> DATA FOR THIS TASK
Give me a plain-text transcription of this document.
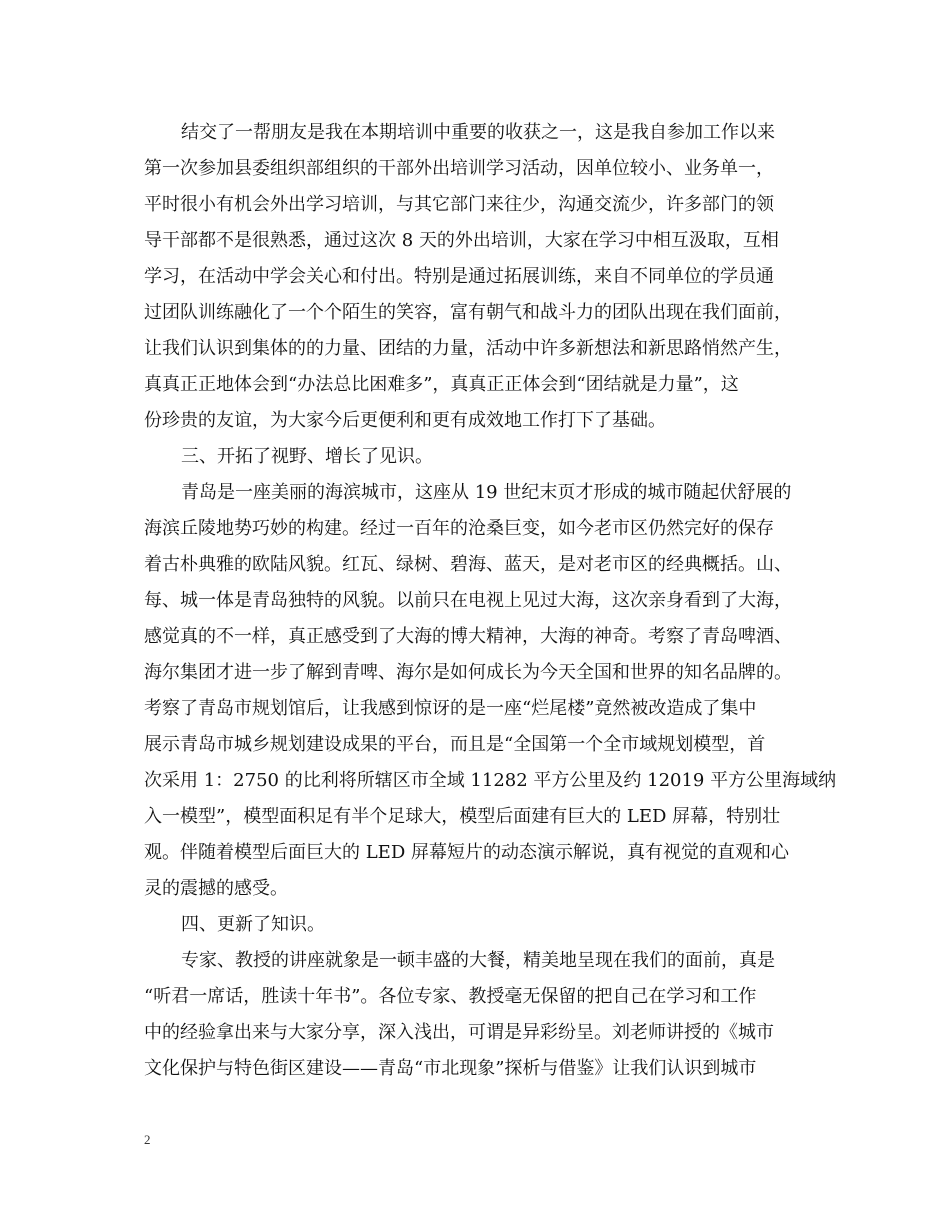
结交了一帮朋友是我在本期培训中重要的收获之一，这是我自参加工作以来
第一次参加县委组织部组织的干部外出培训学习活动，因单位较小、业务单一，
平时很小有机会外出学习培训，与其它部门来往少，沟通交流少，许多部门的领
导干部都不是很熟悉，通过这次 8 天的外出培训，大家在学习中相互汲取，互相
学习，在活动中学会关心和付出。特别是通过拓展训练，来自不同单位的学员通
过团队训练融化了一个个陌生的笑容，富有朝气和战斗力的团队出现在我们面前，
让我们认识到集体的的力量、团结的力量，活动中许多新想法和新思路悄然产生，
真真正正地体会到“办法总比困难多”，真真正正体会到“团结就是力量”，这
份珍贵的友谊，为大家今后更便利和更有成效地工作打下了基础。
三、开拓了视野、增长了见识。
青岛是一座美丽的海滨城市，这座从 19 世纪末页才形成的城市随起伏舒展的
海滨丘陵地势巧妙的构建。经过一百年的沧桑巨变，如今老市区仍然完好的保存
着古朴典雅的欧陆风貌。红瓦、绿树、碧海、蓝天，是对老市区的经典概括。山、
每、城一体是青岛独特的风貌。以前只在电视上见过大海，这次亲身看到了大海，
感觉真的不一样，真正感受到了大海的博大精神，大海的神奇。考察了青岛啤酒、
海尔集团才进一步了解到青啤、海尔是如何成长为今天全国和世界的知名品牌的。
考察了青岛市规划馆后，让我感到惊讶的是一座“烂尾楼”竟然被改造成了集中
展示青岛市城乡规划建设成果的平台，而且是“全国第一个全市域规划模型，首
次采用 1：2750 的比利将所辖区市全域 11282 平方公里及约 12019 平方公里海域纳
入一模型”，模型面积足有半个足球大，模型后面建有巨大的 LED 屏幕，特别壮
观。伴随着模型后面巨大的 LED 屏幕短片的动态演示解说，真有视觉的直观和心
灵的震撼的感受。
四、更新了知识。
专家、教授的讲座就象是一顿丰盛的大餐，精美地呈现在我们的面前，真是
“听君一席话，胜读十年书”。各位专家、教授毫无保留的把自己在学习和工作
中的经验拿出来与大家分享，深入浅出，可谓是异彩纷呈。刘老师讲授的《城市
文化保护与特色街区建设——青岛“市北现象”探析与借鉴》让我们认识到城市
2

> BRIEF
Every record above should be written out again exactly; the pictures stay out of the copy.

> SOLVED PROBLEM
Give me a plain-text transcription of this document.
结交了一帮朋友是我在本期培训中重要的收获之一，这是我自参加工作以来
第一次参加县委组织部组织的干部外出培训学习活动，因单位较小、业务单一，
平时很小有机会外出学习培训，与其它部门来往少，沟通交流少，许多部门的领
导干部都不是很熟悉，通过这次 8 天的外出培训，大家在学习中相互汲取，互相
学习，在活动中学会关心和付出。特别是通过拓展训练，来自不同单位的学员通
过团队训练融化了一个个陌生的笑容，富有朝气和战斗力的团队出现在我们面前，
让我们认识到集体的的力量、团结的力量，活动中许多新想法和新思路悄然产生，
真真正正地体会到“办法总比困难多”，真真正正体会到“团结就是力量”，这
份珍贵的友谊，为大家今后更便利和更有成效地工作打下了基础。
三、开拓了视野、增长了见识。
青岛是一座美丽的海滨城市，这座从 19 世纪末页才形成的城市随起伏舒展的
海滨丘陵地势巧妙的构建。经过一百年的沧桑巨变，如今老市区仍然完好的保存
着古朴典雅的欧陆风貌。红瓦、绿树、碧海、蓝天，是对老市区的经典概括。山、
每、城一体是青岛独特的风貌。以前只在电视上见过大海，这次亲身看到了大海，
感觉真的不一样，真正感受到了大海的博大精神，大海的神奇。考察了青岛啤酒、
海尔集团才进一步了解到青啤、海尔是如何成长为今天全国和世界的知名品牌的。
考察了青岛市规划馆后，让我感到惊讶的是一座“烂尾楼”竟然被改造成了集中
展示青岛市城乡规划建设成果的平台，而且是“全国第一个全市域规划模型，首
次采用 1：2750 的比利将所辖区市全域 11282 平方公里及约 12019 平方公里海域纳
入一模型”，模型面积足有半个足球大，模型后面建有巨大的 LED 屏幕，特别壮
观。伴随着模型后面巨大的 LED 屏幕短片的动态演示解说，真有视觉的直观和心
灵的震撼的感受。
四、更新了知识。
专家、教授的讲座就象是一顿丰盛的大餐，精美地呈现在我们的面前，真是
“听君一席话，胜读十年书”。各位专家、教授毫无保留的把自己在学习和工作
中的经验拿出来与大家分享，深入浅出，可谓是异彩纷呈。刘老师讲授的《城市
文化保护与特色街区建设——青岛“市北现象”探析与借鉴》让我们认识到城市
2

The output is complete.